## Start Provided information
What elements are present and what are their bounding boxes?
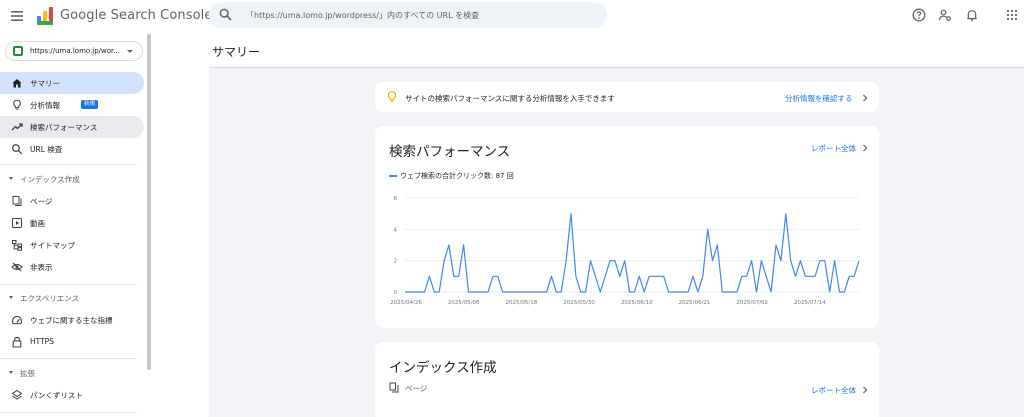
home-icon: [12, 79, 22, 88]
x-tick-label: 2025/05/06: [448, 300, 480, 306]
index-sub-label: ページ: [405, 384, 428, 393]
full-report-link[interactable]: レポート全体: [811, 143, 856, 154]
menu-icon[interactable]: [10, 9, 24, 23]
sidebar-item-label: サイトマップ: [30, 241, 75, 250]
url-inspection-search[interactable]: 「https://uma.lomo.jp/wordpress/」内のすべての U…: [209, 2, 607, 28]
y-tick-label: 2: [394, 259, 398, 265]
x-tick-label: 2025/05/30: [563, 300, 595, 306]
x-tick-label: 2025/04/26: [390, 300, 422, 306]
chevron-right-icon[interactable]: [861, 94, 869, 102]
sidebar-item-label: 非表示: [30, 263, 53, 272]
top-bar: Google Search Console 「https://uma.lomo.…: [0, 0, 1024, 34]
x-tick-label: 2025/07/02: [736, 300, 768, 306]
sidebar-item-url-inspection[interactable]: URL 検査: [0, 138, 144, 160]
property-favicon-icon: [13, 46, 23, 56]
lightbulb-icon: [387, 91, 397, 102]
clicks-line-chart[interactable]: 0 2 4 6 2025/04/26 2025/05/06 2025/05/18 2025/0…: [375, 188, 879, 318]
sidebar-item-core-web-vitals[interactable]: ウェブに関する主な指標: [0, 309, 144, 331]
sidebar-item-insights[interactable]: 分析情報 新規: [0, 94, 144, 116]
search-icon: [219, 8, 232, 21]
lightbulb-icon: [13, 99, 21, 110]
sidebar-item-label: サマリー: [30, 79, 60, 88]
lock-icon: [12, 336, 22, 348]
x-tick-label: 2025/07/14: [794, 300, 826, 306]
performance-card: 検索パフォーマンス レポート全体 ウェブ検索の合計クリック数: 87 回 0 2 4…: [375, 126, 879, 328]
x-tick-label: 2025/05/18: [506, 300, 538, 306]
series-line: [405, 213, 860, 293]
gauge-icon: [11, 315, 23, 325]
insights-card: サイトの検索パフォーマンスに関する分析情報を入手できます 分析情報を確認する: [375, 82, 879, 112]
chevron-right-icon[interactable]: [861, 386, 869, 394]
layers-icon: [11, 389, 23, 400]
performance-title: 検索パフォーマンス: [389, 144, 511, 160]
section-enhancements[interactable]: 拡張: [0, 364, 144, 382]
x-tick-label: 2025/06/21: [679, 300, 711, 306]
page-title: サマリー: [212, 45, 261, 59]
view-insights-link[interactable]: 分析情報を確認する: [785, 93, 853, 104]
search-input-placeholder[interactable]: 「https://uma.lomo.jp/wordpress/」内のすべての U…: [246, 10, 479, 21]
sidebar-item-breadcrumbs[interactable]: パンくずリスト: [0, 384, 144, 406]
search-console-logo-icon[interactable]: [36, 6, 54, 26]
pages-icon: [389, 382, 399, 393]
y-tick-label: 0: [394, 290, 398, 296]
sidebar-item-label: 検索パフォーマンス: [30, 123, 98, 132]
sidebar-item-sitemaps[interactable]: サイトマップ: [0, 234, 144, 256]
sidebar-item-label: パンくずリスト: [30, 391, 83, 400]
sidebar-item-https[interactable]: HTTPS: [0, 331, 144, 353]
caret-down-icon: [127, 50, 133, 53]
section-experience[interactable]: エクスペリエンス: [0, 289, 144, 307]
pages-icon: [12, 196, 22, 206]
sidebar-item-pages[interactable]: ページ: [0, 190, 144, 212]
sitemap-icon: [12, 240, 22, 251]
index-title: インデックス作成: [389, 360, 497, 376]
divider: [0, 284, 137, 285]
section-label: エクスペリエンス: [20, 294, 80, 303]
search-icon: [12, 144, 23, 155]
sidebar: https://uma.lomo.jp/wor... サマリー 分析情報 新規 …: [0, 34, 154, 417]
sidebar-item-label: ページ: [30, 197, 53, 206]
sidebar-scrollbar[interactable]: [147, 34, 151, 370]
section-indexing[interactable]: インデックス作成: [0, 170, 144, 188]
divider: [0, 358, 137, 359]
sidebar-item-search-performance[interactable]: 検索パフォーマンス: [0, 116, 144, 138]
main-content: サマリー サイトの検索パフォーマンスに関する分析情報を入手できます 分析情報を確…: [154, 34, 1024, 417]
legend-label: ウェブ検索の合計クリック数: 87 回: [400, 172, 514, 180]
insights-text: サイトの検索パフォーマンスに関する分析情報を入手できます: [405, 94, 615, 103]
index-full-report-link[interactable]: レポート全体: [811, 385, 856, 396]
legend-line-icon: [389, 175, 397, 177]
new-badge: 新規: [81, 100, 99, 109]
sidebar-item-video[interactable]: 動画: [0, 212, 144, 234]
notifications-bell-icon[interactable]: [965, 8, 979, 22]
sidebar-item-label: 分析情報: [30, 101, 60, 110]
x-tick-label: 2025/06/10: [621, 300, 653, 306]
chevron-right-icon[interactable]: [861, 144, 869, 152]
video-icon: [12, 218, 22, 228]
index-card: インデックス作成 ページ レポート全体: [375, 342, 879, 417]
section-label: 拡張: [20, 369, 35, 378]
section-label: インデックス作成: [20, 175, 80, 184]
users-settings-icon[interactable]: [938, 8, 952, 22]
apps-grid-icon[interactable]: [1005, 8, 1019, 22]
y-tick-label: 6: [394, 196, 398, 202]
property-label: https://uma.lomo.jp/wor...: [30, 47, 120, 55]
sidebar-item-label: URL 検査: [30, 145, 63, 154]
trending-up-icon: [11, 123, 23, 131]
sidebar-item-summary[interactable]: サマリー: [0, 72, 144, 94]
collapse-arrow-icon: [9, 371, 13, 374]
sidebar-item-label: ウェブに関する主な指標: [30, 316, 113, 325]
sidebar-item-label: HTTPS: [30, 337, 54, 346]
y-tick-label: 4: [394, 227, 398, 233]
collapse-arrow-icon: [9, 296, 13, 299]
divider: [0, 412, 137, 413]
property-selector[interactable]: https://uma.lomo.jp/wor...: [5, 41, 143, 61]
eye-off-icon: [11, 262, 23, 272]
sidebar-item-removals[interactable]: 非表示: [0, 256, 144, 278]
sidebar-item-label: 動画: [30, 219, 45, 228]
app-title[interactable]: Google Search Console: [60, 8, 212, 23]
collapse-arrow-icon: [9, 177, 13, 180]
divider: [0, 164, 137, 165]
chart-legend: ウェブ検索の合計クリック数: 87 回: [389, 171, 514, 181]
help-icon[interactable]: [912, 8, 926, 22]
## End Provided information
**Written exercise**. Please retype every line above word for word, and leave the pictures out of your answer.

**Written answer**.
What elements are present and what are their bounding boxes?
home-icon: [12, 79, 22, 88]
x-tick-label: 2025/05/06: [448, 300, 480, 306]
index-sub-label: ページ: [405, 384, 428, 393]
full-report-link[interactable]: レポート全体: [811, 143, 856, 154]
menu-icon[interactable]: [10, 9, 24, 23]
sidebar-item-label: サイトマップ: [30, 241, 75, 250]
url-inspection-search[interactable]: 「https://uma.lomo.jp/wordpress/」内のすべての U…: [209, 2, 607, 28]
y-tick-label: 2: [394, 259, 398, 265]
x-tick-label: 2025/05/30: [563, 300, 595, 306]
x-tick-label: 2025/04/26: [390, 300, 422, 306]
chevron-right-icon[interactable]: [861, 94, 869, 102]
sidebar-item-label: 非表示: [30, 263, 53, 272]
top-bar: Google Search Console 「https://uma.lomo.…: [0, 0, 1024, 34]
x-tick-label: 2025/07/02: [736, 300, 768, 306]
sidebar-item-url-inspection[interactable]: URL 検査: [0, 138, 144, 160]
property-favicon-icon: [13, 46, 23, 56]
lightbulb-icon: [387, 91, 397, 102]
clicks-line-chart[interactable]: 0 2 4 6 2025/04/26 2025/05/06 2025/05/18 2025/0…: [375, 188, 879, 318]
sidebar-item-core-web-vitals[interactable]: ウェブに関する主な指標: [0, 309, 144, 331]
sidebar-item-insights[interactable]: 分析情報 新規: [0, 94, 144, 116]
search-icon: [219, 8, 232, 21]
lightbulb-icon: [13, 99, 21, 110]
sidebar-item-label: サマリー: [30, 79, 60, 88]
lock-icon: [12, 336, 22, 348]
x-tick-label: 2025/07/14: [794, 300, 826, 306]
performance-card: 検索パフォーマンス レポート全体 ウェブ検索の合計クリック数: 87 回 0 2 4…: [375, 126, 879, 328]
x-tick-label: 2025/05/18: [506, 300, 538, 306]
series-line: [405, 213, 860, 293]
gauge-icon: [11, 315, 23, 325]
insights-card: サイトの検索パフォーマンスに関する分析情報を入手できます 分析情報を確認する: [375, 82, 879, 112]
chevron-right-icon[interactable]: [861, 386, 869, 394]
layers-icon: [11, 389, 23, 400]
performance-title: 検索パフォーマンス: [389, 144, 511, 160]
section-enhancements[interactable]: 拡張: [0, 364, 144, 382]
x-tick-label: 2025/06/21: [679, 300, 711, 306]
page-title: サマリー: [212, 45, 261, 59]
view-insights-link[interactable]: 分析情報を確認する: [785, 93, 853, 104]
search-input-placeholder[interactable]: 「https://uma.lomo.jp/wordpress/」内のすべての U…: [246, 10, 479, 21]
sidebar-item-breadcrumbs[interactable]: パンくずリスト: [0, 384, 144, 406]
search-console-logo-icon[interactable]: [36, 6, 54, 26]
pages-icon: [389, 382, 399, 393]
y-tick-label: 0: [394, 290, 398, 296]
sidebar-item-label: 検索パフォーマンス: [30, 123, 98, 132]
sidebar-item-sitemaps[interactable]: サイトマップ: [0, 234, 144, 256]
sidebar-item-label: パンくずリスト: [30, 391, 83, 400]
sidebar-item-https[interactable]: HTTPS: [0, 331, 144, 353]
caret-down-icon: [127, 50, 133, 53]
section-experience[interactable]: エクスペリエンス: [0, 289, 144, 307]
pages-icon: [12, 196, 22, 206]
sidebar-item-pages[interactable]: ページ: [0, 190, 144, 212]
sitemap-icon: [12, 240, 22, 251]
index-title: インデックス作成: [389, 360, 497, 376]
divider: [0, 284, 137, 285]
section-label: エクスペリエンス: [20, 294, 80, 303]
search-icon: [12, 144, 23, 155]
sidebar: https://uma.lomo.jp/wor... サマリー 分析情報 新規 …: [0, 34, 154, 417]
sidebar-item-label: ページ: [30, 197, 53, 206]
sidebar-scrollbar[interactable]: [147, 34, 151, 370]
section-indexing[interactable]: インデックス作成: [0, 170, 144, 188]
divider: [0, 358, 137, 359]
sidebar-item-search-performance[interactable]: 検索パフォーマンス: [0, 116, 144, 138]
main-content: サマリー サイトの検索パフォーマンスに関する分析情報を入手できます 分析情報を確…: [154, 34, 1024, 417]
legend-label: ウェブ検索の合計クリック数: 87 回: [400, 172, 514, 180]
insights-text: サイトの検索パフォーマンスに関する分析情報を入手できます: [405, 94, 615, 103]
index-full-report-link[interactable]: レポート全体: [811, 385, 856, 396]
legend-line-icon: [389, 175, 397, 177]
new-badge: 新規: [81, 100, 99, 109]
sidebar-item-video[interactable]: 動画: [0, 212, 144, 234]
notifications-bell-icon[interactable]: [965, 8, 979, 22]
sidebar-item-label: 分析情報: [30, 101, 60, 110]
x-tick-label: 2025/06/10: [621, 300, 653, 306]
chevron-right-icon[interactable]: [861, 144, 869, 152]
video-icon: [12, 218, 22, 228]
index-card: インデックス作成 ページ レポート全体: [375, 342, 879, 417]
section-label: 拡張: [20, 369, 35, 378]
section-label: インデックス作成: [20, 175, 80, 184]
users-settings-icon[interactable]: [938, 8, 952, 22]
apps-grid-icon[interactable]: [1005, 8, 1019, 22]
y-tick-label: 6: [394, 196, 398, 202]
property-label: https://uma.lomo.jp/wor...: [30, 47, 120, 55]
sidebar-item-label: URL 検査: [30, 145, 63, 154]
trending-up-icon: [11, 123, 23, 131]
sidebar-item-summary[interactable]: サマリー: [0, 72, 144, 94]
collapse-arrow-icon: [9, 371, 13, 374]
sidebar-item-label: ウェブに関する主な指標: [30, 316, 113, 325]
sidebar-item-label: HTTPS: [30, 337, 54, 346]
y-tick-label: 4: [394, 227, 398, 233]
collapse-arrow-icon: [9, 296, 13, 299]
divider: [0, 412, 137, 413]
property-selector[interactable]: https://uma.lomo.jp/wor...: [5, 41, 143, 61]
eye-off-icon: [11, 262, 23, 272]
sidebar-item-removals[interactable]: 非表示: [0, 256, 144, 278]
sidebar-item-label: 動画: [30, 219, 45, 228]
app-title[interactable]: Google Search Console: [60, 8, 212, 23]
collapse-arrow-icon: [9, 177, 13, 180]
divider: [0, 164, 137, 165]
chart-legend: ウェブ検索の合計クリック数: 87 回: [389, 171, 514, 181]
help-icon[interactable]: [912, 8, 926, 22]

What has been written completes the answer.